* _Your goal_:
Scan the records and identify every line in which the string "Tasse" occurs, then return those lines.

Dataset entries
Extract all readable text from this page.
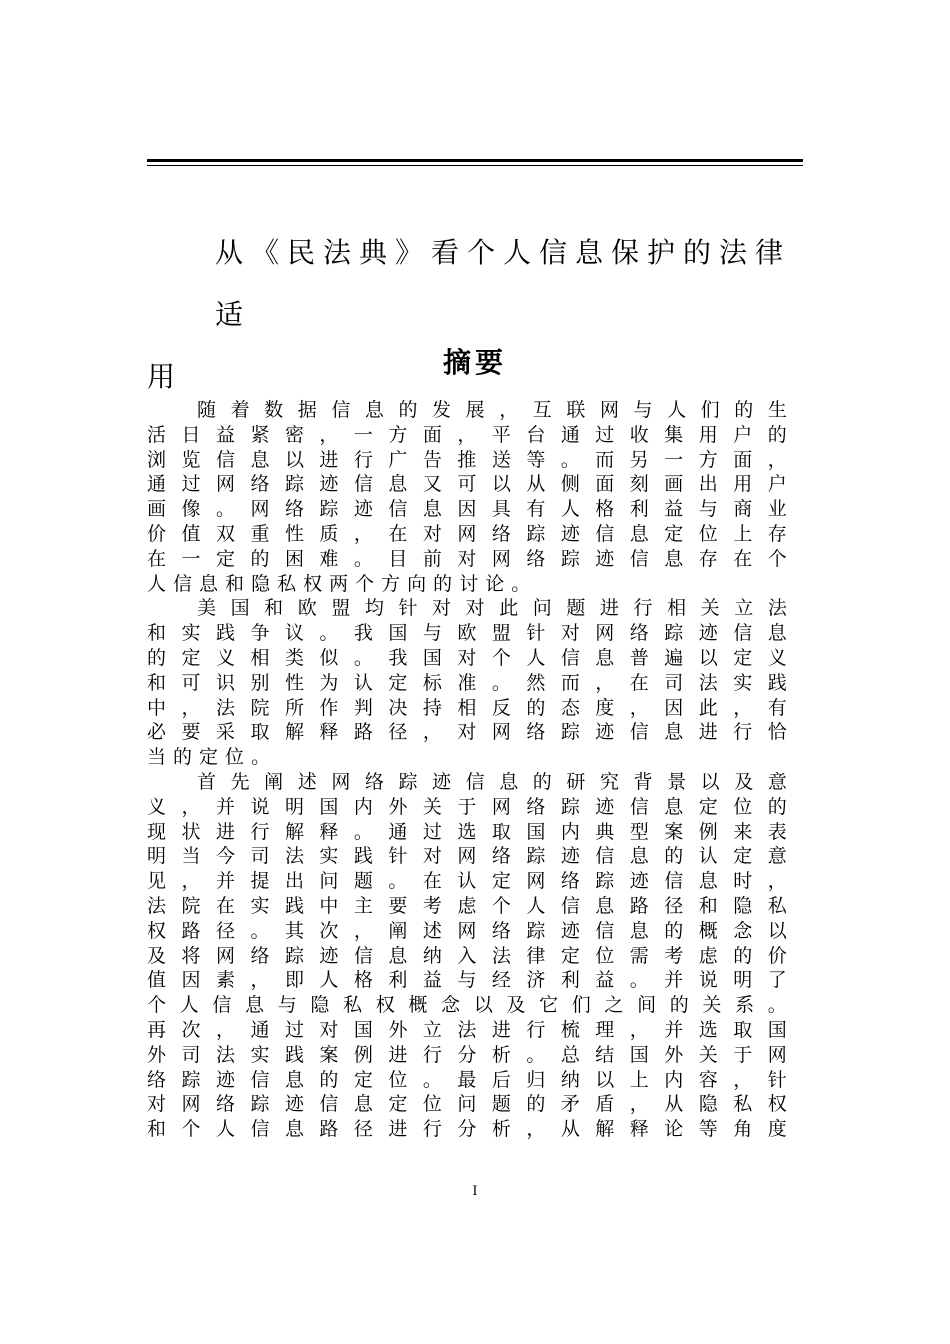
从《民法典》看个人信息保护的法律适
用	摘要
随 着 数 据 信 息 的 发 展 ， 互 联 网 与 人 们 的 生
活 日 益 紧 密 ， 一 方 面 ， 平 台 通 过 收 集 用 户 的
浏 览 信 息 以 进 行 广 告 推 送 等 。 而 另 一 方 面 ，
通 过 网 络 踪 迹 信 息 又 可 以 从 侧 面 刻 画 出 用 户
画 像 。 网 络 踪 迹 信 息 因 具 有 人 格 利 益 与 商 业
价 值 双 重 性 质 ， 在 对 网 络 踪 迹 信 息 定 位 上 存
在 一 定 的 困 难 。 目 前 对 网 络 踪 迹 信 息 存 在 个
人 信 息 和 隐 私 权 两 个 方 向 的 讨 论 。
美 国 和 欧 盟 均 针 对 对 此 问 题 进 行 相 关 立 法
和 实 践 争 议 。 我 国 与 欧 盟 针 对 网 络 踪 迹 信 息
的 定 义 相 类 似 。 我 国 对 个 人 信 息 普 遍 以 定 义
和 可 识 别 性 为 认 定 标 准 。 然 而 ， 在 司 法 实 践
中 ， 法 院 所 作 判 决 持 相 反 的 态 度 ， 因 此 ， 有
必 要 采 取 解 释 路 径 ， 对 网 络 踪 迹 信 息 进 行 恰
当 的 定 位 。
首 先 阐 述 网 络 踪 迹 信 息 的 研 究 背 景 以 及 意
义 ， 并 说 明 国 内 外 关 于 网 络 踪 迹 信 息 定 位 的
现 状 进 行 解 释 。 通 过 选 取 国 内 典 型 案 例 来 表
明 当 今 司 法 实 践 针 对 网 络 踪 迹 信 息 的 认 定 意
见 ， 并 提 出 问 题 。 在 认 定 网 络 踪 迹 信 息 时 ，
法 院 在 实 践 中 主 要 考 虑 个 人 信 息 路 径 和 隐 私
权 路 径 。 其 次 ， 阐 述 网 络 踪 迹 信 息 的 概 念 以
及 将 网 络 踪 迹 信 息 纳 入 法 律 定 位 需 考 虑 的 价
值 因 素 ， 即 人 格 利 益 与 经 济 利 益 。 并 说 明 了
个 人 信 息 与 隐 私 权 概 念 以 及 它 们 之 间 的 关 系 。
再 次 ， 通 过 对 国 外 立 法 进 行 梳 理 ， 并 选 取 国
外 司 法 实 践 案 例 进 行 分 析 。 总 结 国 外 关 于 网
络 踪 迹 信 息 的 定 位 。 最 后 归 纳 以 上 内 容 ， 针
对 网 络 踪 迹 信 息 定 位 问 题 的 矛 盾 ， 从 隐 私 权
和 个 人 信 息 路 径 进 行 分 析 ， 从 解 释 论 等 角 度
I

...

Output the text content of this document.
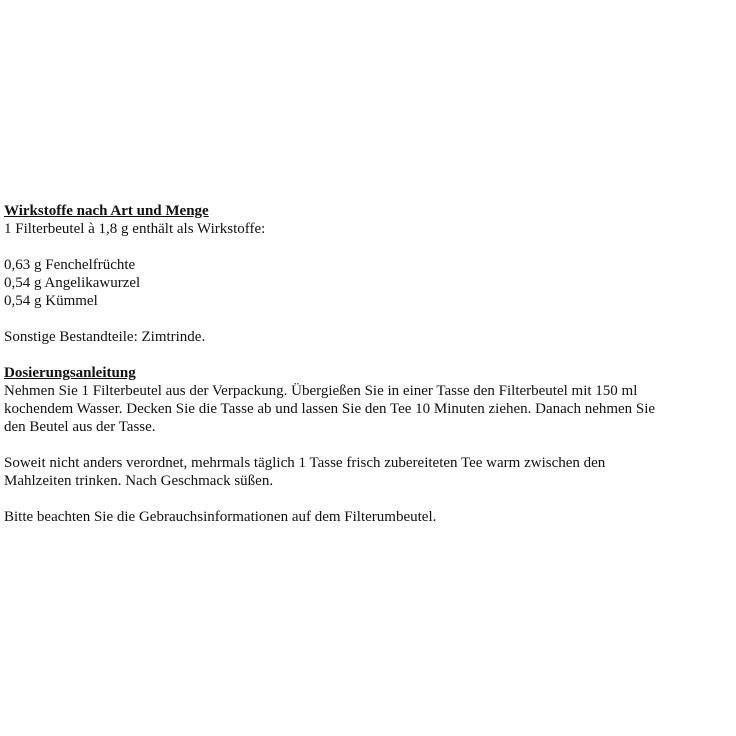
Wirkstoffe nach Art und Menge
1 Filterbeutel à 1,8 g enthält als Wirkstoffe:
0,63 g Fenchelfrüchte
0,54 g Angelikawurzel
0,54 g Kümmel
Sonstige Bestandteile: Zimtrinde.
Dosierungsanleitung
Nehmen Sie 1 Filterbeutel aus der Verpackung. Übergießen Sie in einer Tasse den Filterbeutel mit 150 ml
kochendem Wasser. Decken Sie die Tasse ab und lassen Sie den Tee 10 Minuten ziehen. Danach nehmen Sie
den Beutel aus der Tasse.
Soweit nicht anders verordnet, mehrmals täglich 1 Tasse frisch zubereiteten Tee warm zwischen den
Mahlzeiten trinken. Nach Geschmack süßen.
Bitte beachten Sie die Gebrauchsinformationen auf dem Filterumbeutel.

* _Result for this exercise_:
Nehmen Sie 1 Filterbeutel aus der Verpackung. Übergießen Sie in einer Tasse den Filterbeutel mit 150 ml
kochendem Wasser. Decken Sie die Tasse ab und lassen Sie den Tee 10 Minuten ziehen. Danach nehmen Sie
den Beutel aus der Tasse.
Soweit nicht anders verordnet, mehrmals täglich 1 Tasse frisch zubereiteten Tee warm zwischen den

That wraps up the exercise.